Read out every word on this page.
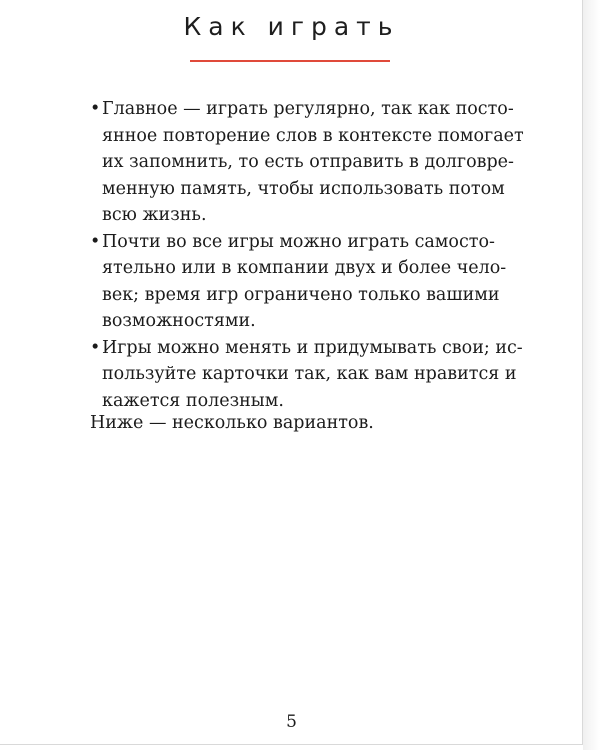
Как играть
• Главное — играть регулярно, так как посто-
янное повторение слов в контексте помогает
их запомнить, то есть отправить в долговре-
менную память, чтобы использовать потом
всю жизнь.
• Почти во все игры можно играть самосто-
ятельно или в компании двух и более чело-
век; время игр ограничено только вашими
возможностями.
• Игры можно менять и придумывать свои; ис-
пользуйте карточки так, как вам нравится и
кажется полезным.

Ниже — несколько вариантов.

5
======
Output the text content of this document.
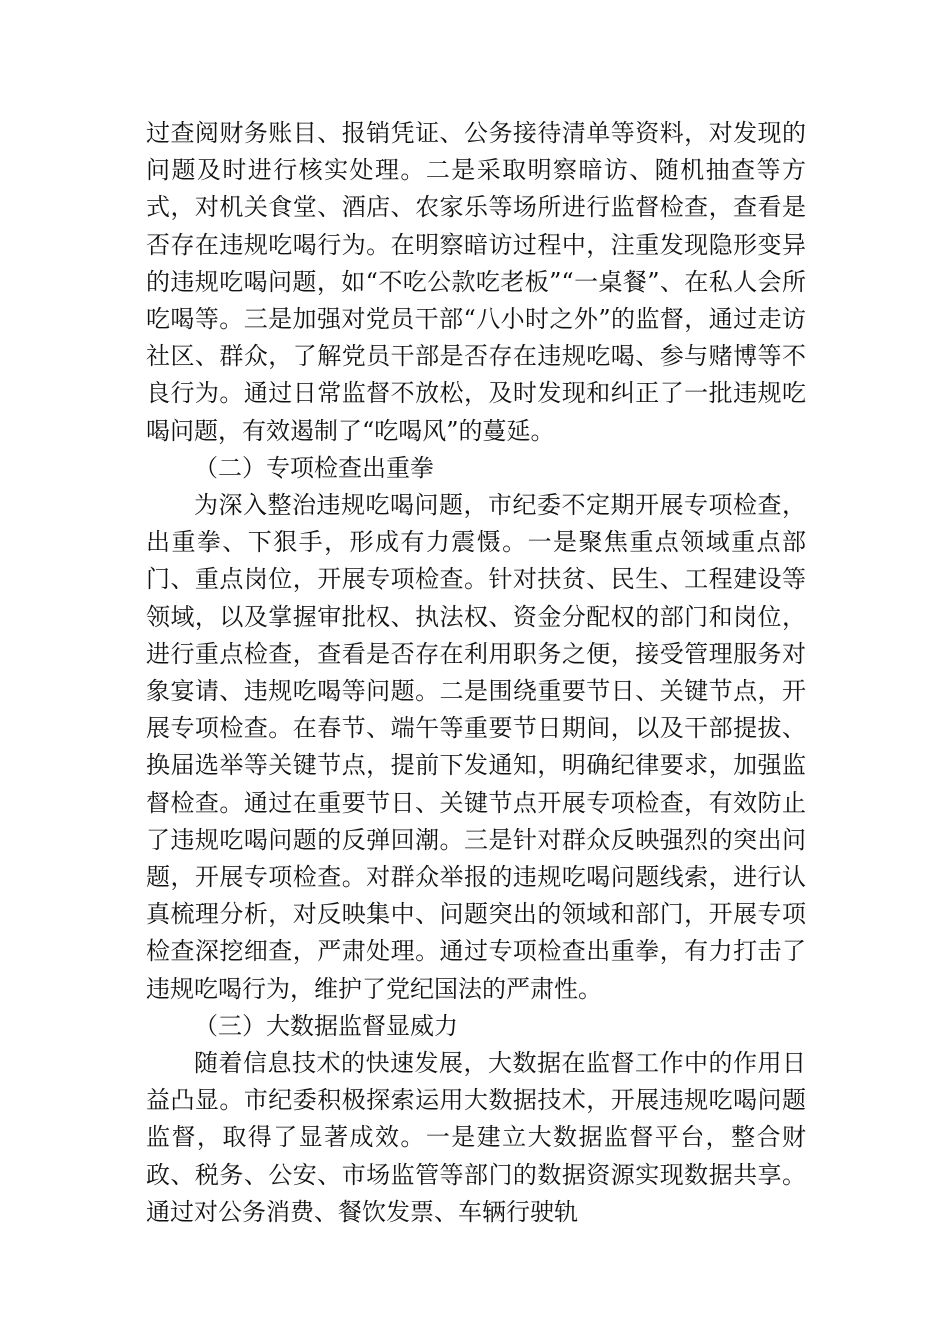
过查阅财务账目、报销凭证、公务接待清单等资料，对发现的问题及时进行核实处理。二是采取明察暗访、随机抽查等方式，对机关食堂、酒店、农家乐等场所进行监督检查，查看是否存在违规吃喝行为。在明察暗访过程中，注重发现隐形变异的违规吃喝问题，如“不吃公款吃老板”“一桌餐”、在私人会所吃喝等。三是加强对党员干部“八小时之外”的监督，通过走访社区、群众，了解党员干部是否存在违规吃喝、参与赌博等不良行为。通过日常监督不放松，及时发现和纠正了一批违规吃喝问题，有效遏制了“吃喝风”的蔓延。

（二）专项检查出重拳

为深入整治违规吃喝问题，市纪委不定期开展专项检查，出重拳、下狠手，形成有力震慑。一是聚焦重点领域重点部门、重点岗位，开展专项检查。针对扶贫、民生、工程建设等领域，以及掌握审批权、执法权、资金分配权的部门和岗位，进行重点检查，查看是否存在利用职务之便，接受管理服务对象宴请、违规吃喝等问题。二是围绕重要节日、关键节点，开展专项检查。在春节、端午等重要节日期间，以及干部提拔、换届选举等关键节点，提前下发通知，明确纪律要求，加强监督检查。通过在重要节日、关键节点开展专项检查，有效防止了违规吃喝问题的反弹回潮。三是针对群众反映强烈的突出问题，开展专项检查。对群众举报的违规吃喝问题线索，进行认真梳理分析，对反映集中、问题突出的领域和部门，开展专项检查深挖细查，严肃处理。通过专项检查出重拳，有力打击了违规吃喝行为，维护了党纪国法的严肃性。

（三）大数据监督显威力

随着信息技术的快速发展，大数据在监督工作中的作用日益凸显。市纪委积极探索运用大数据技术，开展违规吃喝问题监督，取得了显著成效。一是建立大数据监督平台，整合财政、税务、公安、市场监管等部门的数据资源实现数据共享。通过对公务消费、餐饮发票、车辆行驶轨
======
*TASK*:
Work out how many lines of the listing above include the word "this". Report only the number.

*TASK SOLUTION*:
2